(Items from a data source)
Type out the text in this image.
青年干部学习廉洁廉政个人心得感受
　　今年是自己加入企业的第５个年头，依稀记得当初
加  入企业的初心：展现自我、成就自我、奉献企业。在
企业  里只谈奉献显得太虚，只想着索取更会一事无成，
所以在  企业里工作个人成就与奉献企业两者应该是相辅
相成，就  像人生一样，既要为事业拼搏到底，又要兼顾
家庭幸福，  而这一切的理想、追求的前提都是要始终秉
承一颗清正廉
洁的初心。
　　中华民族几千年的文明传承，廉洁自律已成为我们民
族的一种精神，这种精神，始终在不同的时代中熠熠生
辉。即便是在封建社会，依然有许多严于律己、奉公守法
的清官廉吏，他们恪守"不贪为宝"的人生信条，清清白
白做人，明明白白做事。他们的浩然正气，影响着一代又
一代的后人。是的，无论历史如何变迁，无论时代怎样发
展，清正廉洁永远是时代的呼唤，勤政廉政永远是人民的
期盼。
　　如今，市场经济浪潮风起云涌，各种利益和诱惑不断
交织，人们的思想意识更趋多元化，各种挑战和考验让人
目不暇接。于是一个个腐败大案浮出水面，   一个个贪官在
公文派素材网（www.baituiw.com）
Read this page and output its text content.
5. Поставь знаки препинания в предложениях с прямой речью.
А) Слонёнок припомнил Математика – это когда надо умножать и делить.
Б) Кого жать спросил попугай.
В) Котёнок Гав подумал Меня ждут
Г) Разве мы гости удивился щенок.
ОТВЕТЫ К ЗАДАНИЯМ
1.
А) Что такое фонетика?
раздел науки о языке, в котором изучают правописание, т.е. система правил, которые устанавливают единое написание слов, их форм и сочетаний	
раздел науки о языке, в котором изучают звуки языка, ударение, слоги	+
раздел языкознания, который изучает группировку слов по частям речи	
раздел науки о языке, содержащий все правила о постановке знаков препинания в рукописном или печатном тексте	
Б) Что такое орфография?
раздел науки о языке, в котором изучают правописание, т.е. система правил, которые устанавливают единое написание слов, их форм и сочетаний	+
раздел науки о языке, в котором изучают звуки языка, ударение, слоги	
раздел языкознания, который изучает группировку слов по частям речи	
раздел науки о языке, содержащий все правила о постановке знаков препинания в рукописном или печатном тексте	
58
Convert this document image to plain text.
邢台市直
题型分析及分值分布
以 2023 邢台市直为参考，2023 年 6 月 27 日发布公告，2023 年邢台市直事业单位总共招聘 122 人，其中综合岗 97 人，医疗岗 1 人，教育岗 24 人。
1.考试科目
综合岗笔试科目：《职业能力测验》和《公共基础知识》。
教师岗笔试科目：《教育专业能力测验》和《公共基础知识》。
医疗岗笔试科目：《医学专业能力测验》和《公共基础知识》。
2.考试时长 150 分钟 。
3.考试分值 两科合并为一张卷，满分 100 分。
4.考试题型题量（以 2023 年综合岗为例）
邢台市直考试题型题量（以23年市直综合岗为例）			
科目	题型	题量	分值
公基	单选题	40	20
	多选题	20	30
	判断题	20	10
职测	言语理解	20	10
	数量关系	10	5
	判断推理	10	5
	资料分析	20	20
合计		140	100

● **Exercise brief**
Go through the material and copy out every line with "公共基础知识" in it.

● **Response to the task**
综合岗笔试科目：《职业能力测验》和《公共基础知识》。
教师岗笔试科目：《教育专业能力测验》和《公共基础知识》。
医疗岗笔试科目：《医学专业能力测验》和《公共基础知识》。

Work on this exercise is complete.